Write the data out again, character for character, with no images.
+++ Input for this task +++
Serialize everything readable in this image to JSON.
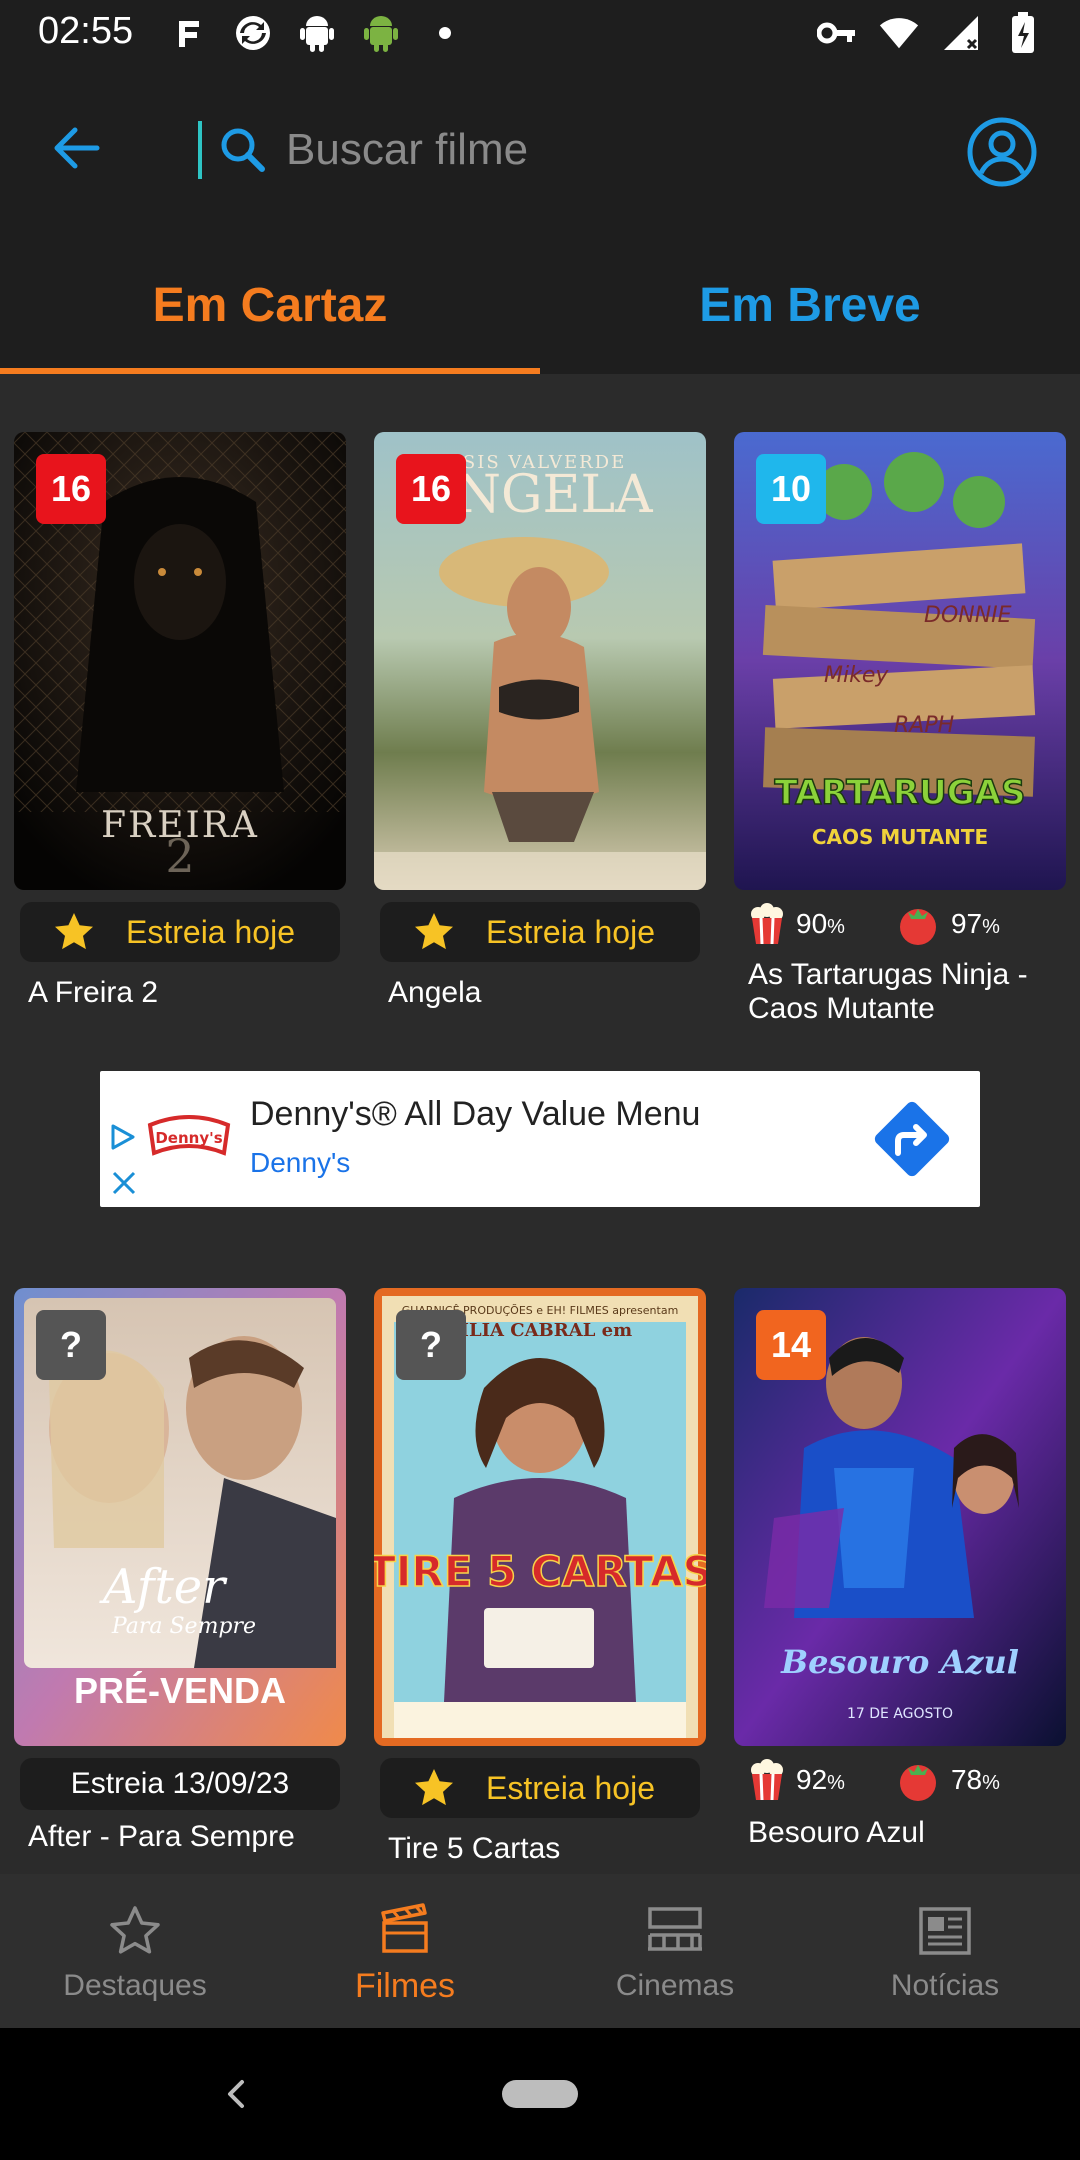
{
  "status": {
    "time": "02:55"
  },
  "search": {
    "placeholder": "Buscar filme"
  },
  "tabs": [
    {
      "label": "Em Cartaz",
      "active": true
    },
    {
      "label": "Em Breve",
      "active": false
    }
  ],
  "movies": [
    {
      "title": "A Freira 2",
      "rating": "16",
      "rating_color": "#e8141c",
      "badge": "Estreia hoje"
    },
    {
      "title": "Angela",
      "rating": "16",
      "rating_color": "#e8141c",
      "badge": "Estreia hoje"
    },
    {
      "title": "As Tartarugas Ninja - Caos Mutante",
      "rating": "10",
      "rating_color": "#1fb7ec",
      "popcorn": "90",
      "tomato": "97",
      "pct": "%"
    },
    {
      "title": "After - Para Sempre",
      "rating": "?",
      "rating_color": "#555555",
      "presale": "PRÉ-VENDA",
      "date_badge": "Estreia 13/09/23"
    },
    {
      "title": "Tire 5 Cartas",
      "rating": "?",
      "rating_color": "#555555",
      "badge": "Estreia hoje"
    },
    {
      "title": "Besouro Azul",
      "rating": "14",
      "rating_color": "#f1651f",
      "popcorn": "92",
      "tomato": "78",
      "pct": "%"
    }
  ],
  "ad": {
    "title": "Denny's® All Day Value Menu",
    "advertiser": "Denny's",
    "logo_text": "Denny's"
  },
  "nav": [
    {
      "label": "Destaques",
      "icon": "star-outline-icon",
      "active": false
    },
    {
      "label": "Filmes",
      "icon": "clapperboard-icon",
      "active": true
    },
    {
      "label": "Cinemas",
      "icon": "cinema-seats-icon",
      "active": false
    },
    {
      "label": "Notícias",
      "icon": "newspaper-icon",
      "active": false
    }
  ],
  "colors": {
    "accent": "#f57c1f",
    "secondary": "#1e9be5",
    "star": "#f7c325"
  }
}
+++
### The response
Serialize everything readable in this image to JSON.
{
  "status": {
    "time": "02:55"
  },
  "search": {
    "placeholder": "Buscar filme"
  },
  "tabs": [
    {
      "label": "Em Cartaz",
      "active": true
    },
    {
      "label": "Em Breve",
      "active": false
    }
  ],
  "movies": [
    {
      "title": "A Freira 2",
      "rating": "16",
      "rating_color": "#e8141c",
      "badge": "Estreia hoje"
    },
    {
      "title": "Angela",
      "rating": "16",
      "rating_color": "#e8141c",
      "badge": "Estreia hoje"
    },
    {
      "title": "As Tartarugas Ninja - Caos Mutante",
      "rating": "10",
      "rating_color": "#1fb7ec",
      "popcorn": "90",
      "tomato": "97",
      "pct": "%"
    },
    {
      "title": "After - Para Sempre",
      "rating": "?",
      "rating_color": "#555555",
      "presale": "PRÉ-VENDA",
      "date_badge": "Estreia 13/09/23"
    },
    {
      "title": "Tire 5 Cartas",
      "rating": "?",
      "rating_color": "#555555",
      "badge": "Estreia hoje"
    },
    {
      "title": "Besouro Azul",
      "rating": "14",
      "rating_color": "#f1651f",
      "popcorn": "92",
      "tomato": "78",
      "pct": "%"
    }
  ],
  "ad": {
    "title": "Denny's® All Day Value Menu",
    "advertiser": "Denny's",
    "logo_text": "Denny's"
  },
  "nav": [
    {
      "label": "Destaques",
      "icon": "star-outline-icon",
      "active": false
    },
    {
      "label": "Filmes",
      "icon": "clapperboard-icon",
      "active": true
    },
    {
      "label": "Cinemas",
      "icon": "cinema-seats-icon",
      "active": false
    },
    {
      "label": "Notícias",
      "icon": "newspaper-icon",
      "active": false
    }
  ],
  "colors": {
    "accent": "#f57c1f",
    "secondary": "#1e9be5",
    "star": "#f7c325"
  }
}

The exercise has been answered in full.